- [Given instruction]
Repeat each record below exactly, dropping the pictures.

Extracted records:
________________
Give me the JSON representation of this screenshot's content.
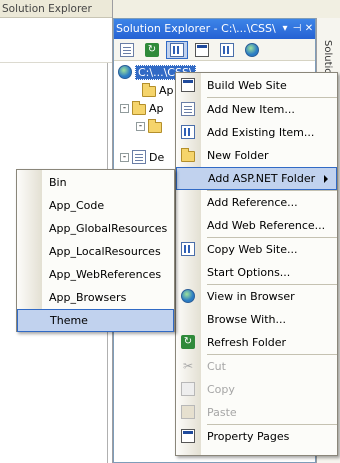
{
  "left_window": {
    "title": "Solution Explorer"
  },
  "solution_explorer": {
    "title": "Solution Explorer - C:\\...\\CSS\\",
    "title_buttons": [
      "▾",
      "⊣",
      "✕"
    ],
    "toolbar_icons": [
      "properties-icon",
      "refresh-icon",
      "nest-files-icon",
      "view-code-icon",
      "copy-website-icon",
      "asp-config-icon"
    ],
    "tree": [
      {
        "label": "C:\\...\\CSS\\",
        "icon": "website-icon",
        "expander": "",
        "selected": true
      },
      {
        "label": "Ap",
        "icon": "folder-icon",
        "expander": ""
      },
      {
        "label": "Ap",
        "icon": "folder-icon",
        "expander": "-"
      },
      {
        "label": "",
        "icon": "folder-icon",
        "expander": "-"
      },
      {
        "label": "De",
        "icon": "page-icon",
        "expander": "-"
      }
    ]
  },
  "side_strip": {
    "label": "Solutio"
  },
  "context_menu": {
    "items": [
      {
        "label": "Build Web Site",
        "icon": "build-icon"
      },
      {
        "sep": true
      },
      {
        "label": "Add New Item...",
        "icon": "add-new-item-icon"
      },
      {
        "label": "Add Existing Item...",
        "icon": "add-existing-item-icon"
      },
      {
        "label": "New Folder",
        "icon": "new-folder-icon"
      },
      {
        "label": "Add ASP.NET Folder",
        "icon": "",
        "highlighted": true,
        "submenu": true
      },
      {
        "sep": true
      },
      {
        "label": "Add Reference...",
        "icon": ""
      },
      {
        "label": "Add Web Reference...",
        "icon": ""
      },
      {
        "sep": true
      },
      {
        "label": "Copy Web Site...",
        "icon": "copy-website-icon"
      },
      {
        "label": "Start Options...",
        "icon": ""
      },
      {
        "sep": true
      },
      {
        "label": "View in Browser",
        "icon": "view-in-browser-icon"
      },
      {
        "label": "Browse With...",
        "icon": ""
      },
      {
        "label": "Refresh Folder",
        "icon": "refresh-icon"
      },
      {
        "sep": true
      },
      {
        "label": "Cut",
        "icon": "cut-icon",
        "disabled": true
      },
      {
        "label": "Copy",
        "icon": "copy-icon",
        "disabled": true
      },
      {
        "label": "Paste",
        "icon": "paste-icon",
        "disabled": true
      },
      {
        "sep": true
      },
      {
        "label": "Property Pages",
        "icon": "property-pages-icon"
      }
    ]
  },
  "asp_net_submenu": {
    "items": [
      {
        "label": "Bin"
      },
      {
        "label": "App_Code"
      },
      {
        "label": "App_GlobalResources"
      },
      {
        "label": "App_LocalResources"
      },
      {
        "label": "App_WebReferences"
      },
      {
        "label": "App_Browsers"
      },
      {
        "label": "Theme",
        "highlighted": true
      }
    ]
  },
  "colors": {
    "highlight": "#c1d2ee",
    "highlight_border": "#316ac5",
    "titlebar": "#2561d3"
  }
}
________________
- [Output of the task]
Give me the JSON representation of this screenshot's content.
{
  "left_window": {
    "title": "Solution Explorer"
  },
  "solution_explorer": {
    "title": "Solution Explorer - C:\\...\\CSS\\",
    "title_buttons": [
      "▾",
      "⊣",
      "✕"
    ],
    "toolbar_icons": [
      "properties-icon",
      "refresh-icon",
      "nest-files-icon",
      "view-code-icon",
      "copy-website-icon",
      "asp-config-icon"
    ],
    "tree": [
      {
        "label": "C:\\...\\CSS\\",
        "icon": "website-icon",
        "expander": "",
        "selected": true
      },
      {
        "label": "Ap",
        "icon": "folder-icon",
        "expander": ""
      },
      {
        "label": "Ap",
        "icon": "folder-icon",
        "expander": "-"
      },
      {
        "label": "",
        "icon": "folder-icon",
        "expander": "-"
      },
      {
        "label": "De",
        "icon": "page-icon",
        "expander": "-"
      }
    ]
  },
  "side_strip": {
    "label": "Solutio"
  },
  "context_menu": {
    "items": [
      {
        "label": "Build Web Site",
        "icon": "build-icon"
      },
      {
        "sep": true
      },
      {
        "label": "Add New Item...",
        "icon": "add-new-item-icon"
      },
      {
        "label": "Add Existing Item...",
        "icon": "add-existing-item-icon"
      },
      {
        "label": "New Folder",
        "icon": "new-folder-icon"
      },
      {
        "label": "Add ASP.NET Folder",
        "icon": "",
        "highlighted": true,
        "submenu": true
      },
      {
        "sep": true
      },
      {
        "label": "Add Reference...",
        "icon": ""
      },
      {
        "label": "Add Web Reference...",
        "icon": ""
      },
      {
        "sep": true
      },
      {
        "label": "Copy Web Site...",
        "icon": "copy-website-icon"
      },
      {
        "label": "Start Options...",
        "icon": ""
      },
      {
        "sep": true
      },
      {
        "label": "View in Browser",
        "icon": "view-in-browser-icon"
      },
      {
        "label": "Browse With...",
        "icon": ""
      },
      {
        "label": "Refresh Folder",
        "icon": "refresh-icon"
      },
      {
        "sep": true
      },
      {
        "label": "Cut",
        "icon": "cut-icon",
        "disabled": true
      },
      {
        "label": "Copy",
        "icon": "copy-icon",
        "disabled": true
      },
      {
        "label": "Paste",
        "icon": "paste-icon",
        "disabled": true
      },
      {
        "sep": true
      },
      {
        "label": "Property Pages",
        "icon": "property-pages-icon"
      }
    ]
  },
  "asp_net_submenu": {
    "items": [
      {
        "label": "Bin"
      },
      {
        "label": "App_Code"
      },
      {
        "label": "App_GlobalResources"
      },
      {
        "label": "App_LocalResources"
      },
      {
        "label": "App_WebReferences"
      },
      {
        "label": "App_Browsers"
      },
      {
        "label": "Theme",
        "highlighted": true
      }
    ]
  },
  "colors": {
    "highlight": "#c1d2ee",
    "highlight_border": "#316ac5",
    "titlebar": "#2561d3"
  }
}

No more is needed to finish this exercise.